Give every entry again, unchanged, and leave its images out.

----------------

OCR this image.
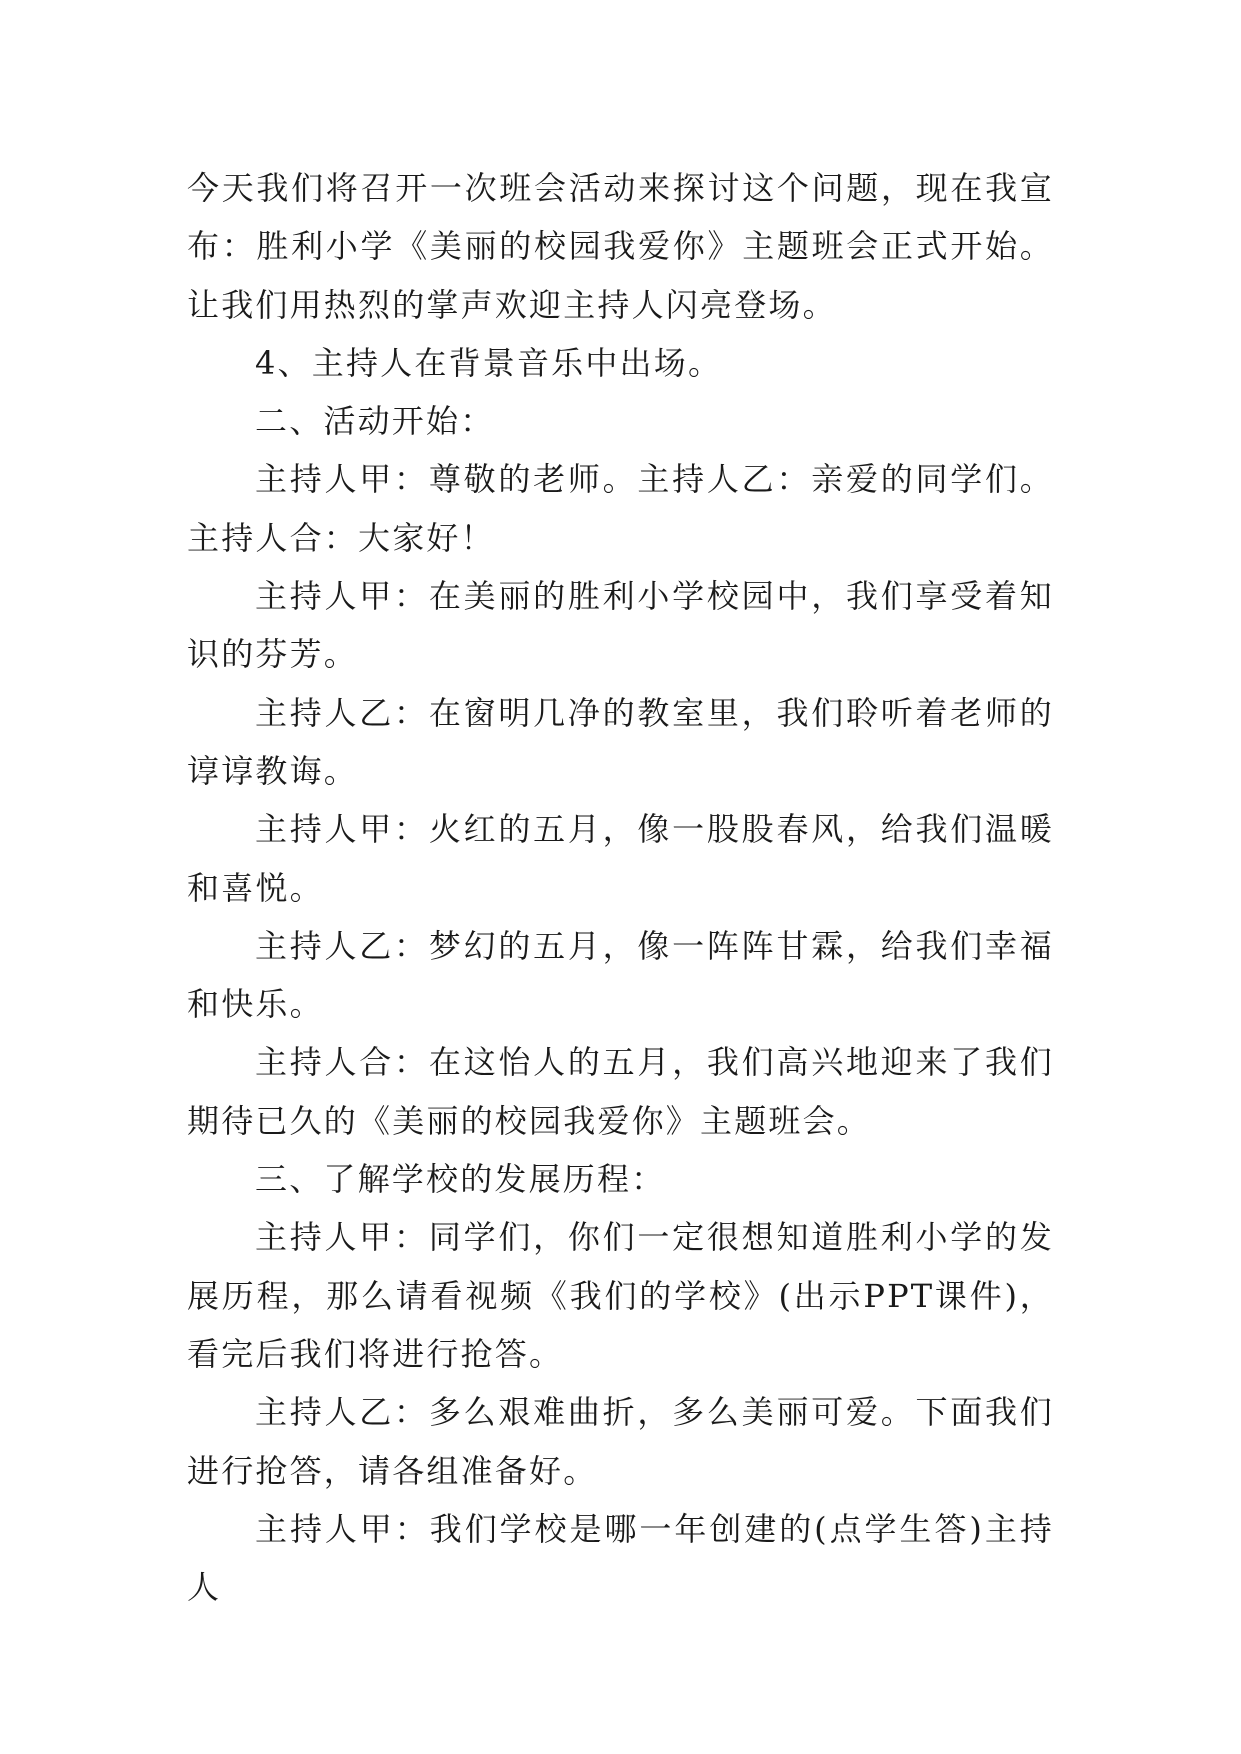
今天我们将召开一次班会活动来探讨这个问题，现在我宣布：胜利小学《美丽的校园我爱你》主题班会正式开始。让我们用热烈的掌声欢迎主持人闪亮登场。

4、主持人在背景音乐中出场。

二、活动开始：

主持人甲：尊敬的老师。主持人乙：亲爱的同学们。主持人合：大家好！

主持人甲：在美丽的胜利小学校园中，我们享受着知识的芬芳。

主持人乙：在窗明几净的教室里，我们聆听着老师的谆谆教诲。

主持人甲：火红的五月，像一股股春风，给我们温暖和喜悦。

主持人乙：梦幻的五月，像一阵阵甘霖，给我们幸福和快乐。

主持人合：在这怡人的五月，我们高兴地迎来了我们期待已久的《美丽的校园我爱你》主题班会。

三、了解学校的发展历程：

主持人甲：同学们，你们一定很想知道胜利小学的发展历程，那么请看视频《我们的学校》(出示PPT课件)，看完后我们将进行抢答。

主持人乙：多么艰难曲折，多么美丽可爱。下面我们进行抢答，请各组准备好。

主持人甲：我们学校是哪一年创建的(点学生答)主持人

----------------

== Result ==
OCR this image.
今天我们将召开一次班会活动来探讨这个问题，现在我宣布：胜利小学《美丽的校园我爱你》主题班会正式开始。让我们用热烈的掌声欢迎主持人闪亮登场。

4、主持人在背景音乐中出场。

二、活动开始：

主持人甲：尊敬的老师。主持人乙：亲爱的同学们。主持人合：大家好！

主持人甲：在美丽的胜利小学校园中，我们享受着知识的芬芳。

主持人乙：在窗明几净的教室里，我们聆听着老师的谆谆教诲。

主持人甲：火红的五月，像一股股春风，给我们温暖和喜悦。

主持人乙：梦幻的五月，像一阵阵甘霖，给我们幸福和快乐。

主持人合：在这怡人的五月，我们高兴地迎来了我们期待已久的《美丽的校园我爱你》主题班会。

三、了解学校的发展历程：

主持人甲：同学们，你们一定很想知道胜利小学的发展历程，那么请看视频《我们的学校》(出示PPT课件)，看完后我们将进行抢答。

主持人乙：多么艰难曲折，多么美丽可爱。下面我们进行抢答，请各组准备好。

主持人甲：我们学校是哪一年创建的(点学生答)主持人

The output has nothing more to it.